TASK DESCRIPTION => Of the lines in the records that follow, how many include the word "interview"? Answer with a bare number.

DATASET EXTRACT =>
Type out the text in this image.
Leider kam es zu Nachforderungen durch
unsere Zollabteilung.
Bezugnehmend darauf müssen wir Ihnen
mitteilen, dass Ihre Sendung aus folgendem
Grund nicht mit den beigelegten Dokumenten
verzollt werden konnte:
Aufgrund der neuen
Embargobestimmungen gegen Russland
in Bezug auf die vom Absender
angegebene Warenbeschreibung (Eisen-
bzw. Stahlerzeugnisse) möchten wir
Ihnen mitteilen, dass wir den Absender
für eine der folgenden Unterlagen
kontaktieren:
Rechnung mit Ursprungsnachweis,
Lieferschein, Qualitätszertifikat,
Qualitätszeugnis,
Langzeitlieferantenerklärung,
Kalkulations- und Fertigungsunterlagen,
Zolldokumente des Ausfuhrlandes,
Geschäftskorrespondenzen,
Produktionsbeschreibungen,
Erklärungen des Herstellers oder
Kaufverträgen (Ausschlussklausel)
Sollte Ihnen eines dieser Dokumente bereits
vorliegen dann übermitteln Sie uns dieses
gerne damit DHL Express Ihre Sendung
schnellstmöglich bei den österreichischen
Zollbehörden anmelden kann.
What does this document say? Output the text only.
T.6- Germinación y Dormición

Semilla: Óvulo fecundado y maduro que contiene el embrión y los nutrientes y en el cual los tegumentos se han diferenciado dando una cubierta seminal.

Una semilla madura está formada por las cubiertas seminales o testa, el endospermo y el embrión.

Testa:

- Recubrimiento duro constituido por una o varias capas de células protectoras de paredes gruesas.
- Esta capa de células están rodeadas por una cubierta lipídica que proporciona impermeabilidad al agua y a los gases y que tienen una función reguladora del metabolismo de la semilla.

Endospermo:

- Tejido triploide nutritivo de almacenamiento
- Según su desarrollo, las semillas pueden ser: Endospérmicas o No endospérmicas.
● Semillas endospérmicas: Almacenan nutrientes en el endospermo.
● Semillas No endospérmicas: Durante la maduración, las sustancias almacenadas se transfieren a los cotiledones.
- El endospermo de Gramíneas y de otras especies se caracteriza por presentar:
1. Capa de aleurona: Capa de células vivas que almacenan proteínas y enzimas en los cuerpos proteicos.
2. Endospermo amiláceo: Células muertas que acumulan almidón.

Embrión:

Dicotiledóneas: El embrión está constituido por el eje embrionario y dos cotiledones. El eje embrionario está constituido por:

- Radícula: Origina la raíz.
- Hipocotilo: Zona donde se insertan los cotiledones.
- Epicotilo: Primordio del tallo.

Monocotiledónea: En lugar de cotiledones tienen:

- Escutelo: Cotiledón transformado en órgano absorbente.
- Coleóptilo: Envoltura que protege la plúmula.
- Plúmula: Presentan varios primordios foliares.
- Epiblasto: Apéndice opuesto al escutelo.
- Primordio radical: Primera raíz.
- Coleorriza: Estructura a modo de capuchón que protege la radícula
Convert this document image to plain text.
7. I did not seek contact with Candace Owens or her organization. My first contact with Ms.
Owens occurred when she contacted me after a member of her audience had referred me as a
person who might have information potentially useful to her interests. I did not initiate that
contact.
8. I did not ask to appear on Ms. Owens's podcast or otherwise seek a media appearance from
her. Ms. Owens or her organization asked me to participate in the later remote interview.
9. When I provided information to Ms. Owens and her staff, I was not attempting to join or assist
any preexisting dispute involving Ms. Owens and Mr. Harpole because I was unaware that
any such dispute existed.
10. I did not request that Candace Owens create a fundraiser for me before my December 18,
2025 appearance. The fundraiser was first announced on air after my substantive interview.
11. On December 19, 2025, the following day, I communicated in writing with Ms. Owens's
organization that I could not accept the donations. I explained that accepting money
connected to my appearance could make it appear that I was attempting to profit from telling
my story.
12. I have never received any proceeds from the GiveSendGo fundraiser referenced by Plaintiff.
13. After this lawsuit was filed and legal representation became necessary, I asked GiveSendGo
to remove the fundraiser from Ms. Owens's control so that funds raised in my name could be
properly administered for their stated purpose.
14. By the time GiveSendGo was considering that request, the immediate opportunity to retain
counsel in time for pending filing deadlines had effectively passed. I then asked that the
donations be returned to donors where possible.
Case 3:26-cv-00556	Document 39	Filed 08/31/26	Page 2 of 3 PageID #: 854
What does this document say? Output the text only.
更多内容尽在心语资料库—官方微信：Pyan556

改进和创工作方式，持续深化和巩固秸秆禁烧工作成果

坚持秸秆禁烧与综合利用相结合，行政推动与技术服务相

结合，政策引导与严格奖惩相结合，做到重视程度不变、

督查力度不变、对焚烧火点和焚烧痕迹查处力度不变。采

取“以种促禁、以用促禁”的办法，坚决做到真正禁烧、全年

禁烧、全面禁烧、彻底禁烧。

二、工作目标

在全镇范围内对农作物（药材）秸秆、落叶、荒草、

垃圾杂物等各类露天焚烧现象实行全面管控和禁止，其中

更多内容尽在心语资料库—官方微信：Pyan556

CORRECT ANSWER => 2